» **EXTRACTED TEXT**
|---|

Assets
Assets are source files. They are authored by users, tools, or DCC applications and are not assumed to be in the best shape for runtime use.
Examples:
- PNG textures
- glTF or GLB models
- WAV and OGG audio
- LUT files
.bemamaterial and variant declarations- BESL shader source files referenced by materials
Asset IDs are written as resource-style paths. The file extension is part of the ID when selecting an asset handler, and a fragment can identify a sub-asset when a container format exposes many resources. For example, a glTF asset can produce a mesh resource, material resources, image resources, and generated shader resources.
Asset handlers
An AssetHandler knows how to bake one family of source files.
The asset manager keeps a list of handlers and selects one based on the asset type or extension.
The standard graphics setup installs handlers for common engine formats:
- PNG images
- glTF and GLB meshes and embedded images
.bemamaterials and variants- LUT assets
- WAV and OGG audio
Handlers return a ProcessedAsset plus binary payload bytes.
The processed asset is the typed metadata.

|---|

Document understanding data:
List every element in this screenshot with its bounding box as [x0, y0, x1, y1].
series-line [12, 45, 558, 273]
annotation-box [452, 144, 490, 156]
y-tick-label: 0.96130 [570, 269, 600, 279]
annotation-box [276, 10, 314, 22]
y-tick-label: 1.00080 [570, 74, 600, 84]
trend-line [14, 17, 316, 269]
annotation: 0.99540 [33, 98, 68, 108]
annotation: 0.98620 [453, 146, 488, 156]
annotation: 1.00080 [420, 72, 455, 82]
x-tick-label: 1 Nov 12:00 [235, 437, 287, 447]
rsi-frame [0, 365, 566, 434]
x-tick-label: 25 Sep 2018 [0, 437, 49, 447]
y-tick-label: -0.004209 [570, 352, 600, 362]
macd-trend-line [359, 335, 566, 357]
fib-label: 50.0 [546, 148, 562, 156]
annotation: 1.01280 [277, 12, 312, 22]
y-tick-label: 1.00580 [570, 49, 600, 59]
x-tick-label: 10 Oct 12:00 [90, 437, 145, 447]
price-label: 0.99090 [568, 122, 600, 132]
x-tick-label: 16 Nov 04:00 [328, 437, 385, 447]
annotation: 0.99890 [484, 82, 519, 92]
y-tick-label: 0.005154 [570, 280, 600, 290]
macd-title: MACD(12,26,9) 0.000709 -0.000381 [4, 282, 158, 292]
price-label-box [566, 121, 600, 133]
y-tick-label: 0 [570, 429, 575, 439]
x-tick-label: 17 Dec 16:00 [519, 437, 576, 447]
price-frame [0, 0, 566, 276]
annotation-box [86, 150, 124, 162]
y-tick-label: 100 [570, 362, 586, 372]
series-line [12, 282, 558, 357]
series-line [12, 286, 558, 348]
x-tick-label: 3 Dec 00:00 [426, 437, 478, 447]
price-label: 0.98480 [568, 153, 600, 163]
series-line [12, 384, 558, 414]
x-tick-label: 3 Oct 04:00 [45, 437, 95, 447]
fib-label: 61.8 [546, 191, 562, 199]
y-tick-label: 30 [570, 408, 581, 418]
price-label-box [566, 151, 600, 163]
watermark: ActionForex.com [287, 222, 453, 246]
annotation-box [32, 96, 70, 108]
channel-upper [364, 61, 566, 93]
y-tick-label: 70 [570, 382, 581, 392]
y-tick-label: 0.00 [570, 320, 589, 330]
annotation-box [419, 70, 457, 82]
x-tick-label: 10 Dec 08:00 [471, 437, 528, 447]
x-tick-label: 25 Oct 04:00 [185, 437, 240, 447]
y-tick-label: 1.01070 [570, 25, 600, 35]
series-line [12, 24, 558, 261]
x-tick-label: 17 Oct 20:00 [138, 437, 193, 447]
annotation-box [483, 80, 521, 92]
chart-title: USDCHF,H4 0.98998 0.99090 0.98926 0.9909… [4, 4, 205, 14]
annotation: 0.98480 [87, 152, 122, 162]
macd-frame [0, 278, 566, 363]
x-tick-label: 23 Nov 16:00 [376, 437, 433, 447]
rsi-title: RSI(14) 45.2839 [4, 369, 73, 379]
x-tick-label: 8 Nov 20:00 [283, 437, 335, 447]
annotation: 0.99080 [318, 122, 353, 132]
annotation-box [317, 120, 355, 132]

|---|

» **USING THE INFORMATION**
1. Reproduce the portion of the asset documentation between "The standard graphics" and "the typed metadata.", inclusive.
2. According to the asset documentation, what do handlers return?
3. Continue the asset documentation from where it stops.

» **RESULTS**
1.
The standard graphics setup installs handlers for common engine formats:
- PNG images
- glTF and GLB meshes and embedded images
.bemamaterials and variants- LUT assets
- WAV and OGG audio
Handlers return a ProcessedAsset plus binary payload bytes.
The processed asset is the typed metadata.

2. A ProcessedAsset plus binary payload bytes.

3.
The payload is the byte buffer that consumers will later upload, stream, decode, or play.
Processing
Asset processing is where source data becomes engine data.
Image processing decodes pixels, infers semantics from names such as albedo, normal, roughness, or emissive, chooses gamma, and can convert to GPU-friendly formats. Mesh processing normalizes vertex layout, packs streams, creates meshlets, records bounding boxes, and associates primitives with material variants. Material processing compiles shader source and stores reflection metadata such as bindings and workgroup size.
The result is intentionally more explicit than the source asset. A renderer should not have to reopen a PNG to discover its dimensions, or parse a glTF again to find vertex streams.